EXERCISE PROMPT> Look through the listing and locate every line containing the word "planu"; copy those lines.

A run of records
▽

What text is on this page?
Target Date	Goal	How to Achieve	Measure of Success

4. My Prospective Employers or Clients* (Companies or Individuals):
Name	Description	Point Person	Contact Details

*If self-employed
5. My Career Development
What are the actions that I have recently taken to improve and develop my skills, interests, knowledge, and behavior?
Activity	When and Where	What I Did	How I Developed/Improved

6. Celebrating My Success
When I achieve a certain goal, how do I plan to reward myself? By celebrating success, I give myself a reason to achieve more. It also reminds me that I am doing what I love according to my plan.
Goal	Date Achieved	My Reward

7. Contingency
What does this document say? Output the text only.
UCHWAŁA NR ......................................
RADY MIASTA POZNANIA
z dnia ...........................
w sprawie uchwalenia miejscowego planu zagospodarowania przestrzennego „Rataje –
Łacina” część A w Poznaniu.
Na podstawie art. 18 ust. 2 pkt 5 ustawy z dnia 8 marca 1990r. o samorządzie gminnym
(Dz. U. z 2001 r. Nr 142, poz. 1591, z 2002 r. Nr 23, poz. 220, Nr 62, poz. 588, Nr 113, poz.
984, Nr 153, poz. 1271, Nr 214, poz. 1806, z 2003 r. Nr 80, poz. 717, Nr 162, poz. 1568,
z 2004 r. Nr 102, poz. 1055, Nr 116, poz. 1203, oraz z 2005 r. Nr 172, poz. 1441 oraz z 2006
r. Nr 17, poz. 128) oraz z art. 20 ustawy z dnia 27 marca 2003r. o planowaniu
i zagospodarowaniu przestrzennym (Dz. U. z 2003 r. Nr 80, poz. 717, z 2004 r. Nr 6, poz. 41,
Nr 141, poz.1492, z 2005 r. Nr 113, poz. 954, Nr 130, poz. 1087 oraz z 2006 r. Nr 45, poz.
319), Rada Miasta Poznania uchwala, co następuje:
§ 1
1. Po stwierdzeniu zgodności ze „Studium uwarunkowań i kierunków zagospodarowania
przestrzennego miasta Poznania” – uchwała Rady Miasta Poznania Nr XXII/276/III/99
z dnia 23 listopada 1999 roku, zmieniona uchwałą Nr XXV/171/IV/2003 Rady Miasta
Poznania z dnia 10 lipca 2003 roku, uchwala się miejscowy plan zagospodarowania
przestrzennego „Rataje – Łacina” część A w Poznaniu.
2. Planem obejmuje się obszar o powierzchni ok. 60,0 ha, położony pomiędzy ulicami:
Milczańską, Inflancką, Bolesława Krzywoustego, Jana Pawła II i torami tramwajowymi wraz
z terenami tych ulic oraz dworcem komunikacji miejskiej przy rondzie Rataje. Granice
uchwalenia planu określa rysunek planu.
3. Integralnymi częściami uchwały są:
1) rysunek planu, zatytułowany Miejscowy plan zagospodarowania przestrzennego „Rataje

△

TASK ANSWER>
w sprawie uchwalenia miejscowego planu zagospodarowania przestrzennego „Rataje –
uchwalenia planu określa rysunek planu.
1) rysunek planu, zatytułowany Miejscowy plan zagospodarowania przestrzennego „Rataje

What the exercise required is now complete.